-- Problem --
Give all of the lines again, with nothing added or dropped.

-- Records for this task --
_ _ _ _ _

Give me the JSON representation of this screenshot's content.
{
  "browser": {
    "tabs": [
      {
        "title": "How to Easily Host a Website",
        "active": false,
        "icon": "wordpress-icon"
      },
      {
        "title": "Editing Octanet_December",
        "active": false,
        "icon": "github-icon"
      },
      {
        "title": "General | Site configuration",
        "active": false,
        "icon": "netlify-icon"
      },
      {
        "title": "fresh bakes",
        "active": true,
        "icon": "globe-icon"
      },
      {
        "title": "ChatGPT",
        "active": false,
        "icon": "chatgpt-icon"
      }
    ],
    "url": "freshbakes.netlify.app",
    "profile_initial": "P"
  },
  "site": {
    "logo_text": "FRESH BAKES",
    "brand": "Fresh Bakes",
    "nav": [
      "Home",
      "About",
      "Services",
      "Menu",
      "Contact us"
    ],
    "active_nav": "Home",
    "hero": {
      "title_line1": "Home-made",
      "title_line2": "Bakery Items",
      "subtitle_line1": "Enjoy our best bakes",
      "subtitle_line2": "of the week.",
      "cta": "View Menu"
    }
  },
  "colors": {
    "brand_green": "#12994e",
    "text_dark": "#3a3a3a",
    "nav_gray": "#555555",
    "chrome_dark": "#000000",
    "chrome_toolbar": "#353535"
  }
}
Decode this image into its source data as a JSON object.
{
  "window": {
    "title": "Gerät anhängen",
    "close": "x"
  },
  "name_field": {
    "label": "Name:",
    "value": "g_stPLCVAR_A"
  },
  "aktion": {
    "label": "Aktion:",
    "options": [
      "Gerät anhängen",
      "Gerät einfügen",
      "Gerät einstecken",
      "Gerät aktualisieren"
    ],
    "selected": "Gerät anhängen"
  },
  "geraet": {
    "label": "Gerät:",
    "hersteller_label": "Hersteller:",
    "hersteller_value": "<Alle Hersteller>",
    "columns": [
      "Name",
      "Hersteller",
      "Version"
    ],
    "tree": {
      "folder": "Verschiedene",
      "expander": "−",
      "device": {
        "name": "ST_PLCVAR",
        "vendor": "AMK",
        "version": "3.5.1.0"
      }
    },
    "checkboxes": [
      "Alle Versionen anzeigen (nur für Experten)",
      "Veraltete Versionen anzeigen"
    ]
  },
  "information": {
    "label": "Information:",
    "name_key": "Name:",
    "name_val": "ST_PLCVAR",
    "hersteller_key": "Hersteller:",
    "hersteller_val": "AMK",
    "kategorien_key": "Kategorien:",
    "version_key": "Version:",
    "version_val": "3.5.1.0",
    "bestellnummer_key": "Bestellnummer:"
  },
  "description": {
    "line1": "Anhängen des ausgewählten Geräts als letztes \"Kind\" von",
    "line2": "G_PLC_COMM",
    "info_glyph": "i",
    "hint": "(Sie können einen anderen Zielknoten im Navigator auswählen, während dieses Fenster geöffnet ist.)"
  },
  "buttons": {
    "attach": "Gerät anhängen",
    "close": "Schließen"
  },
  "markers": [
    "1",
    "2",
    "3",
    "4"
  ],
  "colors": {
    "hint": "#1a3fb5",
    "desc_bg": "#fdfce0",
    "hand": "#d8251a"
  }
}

_ _ _ _ _

-- Exercise answer --
Give me the JSON representation of this screenshot's content.
{
  "browser": {
    "tabs": [
      {
        "title": "How to Easily Host a Website",
        "active": false,
        "icon": "wordpress-icon"
      },
      {
        "title": "Editing Octanet_December",
        "active": false,
        "icon": "github-icon"
      },
      {
        "title": "General | Site configuration",
        "active": false,
        "icon": "netlify-icon"
      },
      {
        "title": "fresh bakes",
        "active": true,
        "icon": "globe-icon"
      },
      {
        "title": "ChatGPT",
        "active": false,
        "icon": "chatgpt-icon"
      }
    ],
    "url": "freshbakes.netlify.app",
    "profile_initial": "P"
  },
  "site": {
    "logo_text": "FRESH BAKES",
    "brand": "Fresh Bakes",
    "nav": [
      "Home",
      "About",
      "Services",
      "Menu",
      "Contact us"
    ],
    "active_nav": "Home",
    "hero": {
      "title_line1": "Home-made",
      "title_line2": "Bakery Items",
      "subtitle_line1": "Enjoy our best bakes",
      "subtitle_line2": "of the week.",
      "cta": "View Menu"
    }
  },
  "colors": {
    "brand_green": "#12994e",
    "text_dark": "#3a3a3a",
    "nav_gray": "#555555",
    "chrome_dark": "#000000",
    "chrome_toolbar": "#353535"
  }
}
Decode this image into its source data as a JSON object.
{
  "window": {
    "title": "Gerät anhängen",
    "close": "x"
  },
  "name_field": {
    "label": "Name:",
    "value": "g_stPLCVAR_A"
  },
  "aktion": {
    "label": "Aktion:",
    "options": [
      "Gerät anhängen",
      "Gerät einfügen",
      "Gerät einstecken",
      "Gerät aktualisieren"
    ],
    "selected": "Gerät anhängen"
  },
  "geraet": {
    "label": "Gerät:",
    "hersteller_label": "Hersteller:",
    "hersteller_value": "<Alle Hersteller>",
    "columns": [
      "Name",
      "Hersteller",
      "Version"
    ],
    "tree": {
      "folder": "Verschiedene",
      "expander": "−",
      "device": {
        "name": "ST_PLCVAR",
        "vendor": "AMK",
        "version": "3.5.1.0"
      }
    },
    "checkboxes": [
      "Alle Versionen anzeigen (nur für Experten)",
      "Veraltete Versionen anzeigen"
    ]
  },
  "information": {
    "label": "Information:",
    "name_key": "Name:",
    "name_val": "ST_PLCVAR",
    "hersteller_key": "Hersteller:",
    "hersteller_val": "AMK",
    "kategorien_key": "Kategorien:",
    "version_key": "Version:",
    "version_val": "3.5.1.0",
    "bestellnummer_key": "Bestellnummer:"
  },
  "description": {
    "line1": "Anhängen des ausgewählten Geräts als letztes \"Kind\" von",
    "line2": "G_PLC_COMM",
    "info_glyph": "i",
    "hint": "(Sie können einen anderen Zielknoten im Navigator auswählen, während dieses Fenster geöffnet ist.)"
  },
  "buttons": {
    "attach": "Gerät anhängen",
    "close": "Schließen"
  },
  "markers": [
    "1",
    "2",
    "3",
    "4"
  ],
  "colors": {
    "hint": "#1a3fb5",
    "desc_bg": "#fdfce0",
    "hand": "#d8251a"
  }
}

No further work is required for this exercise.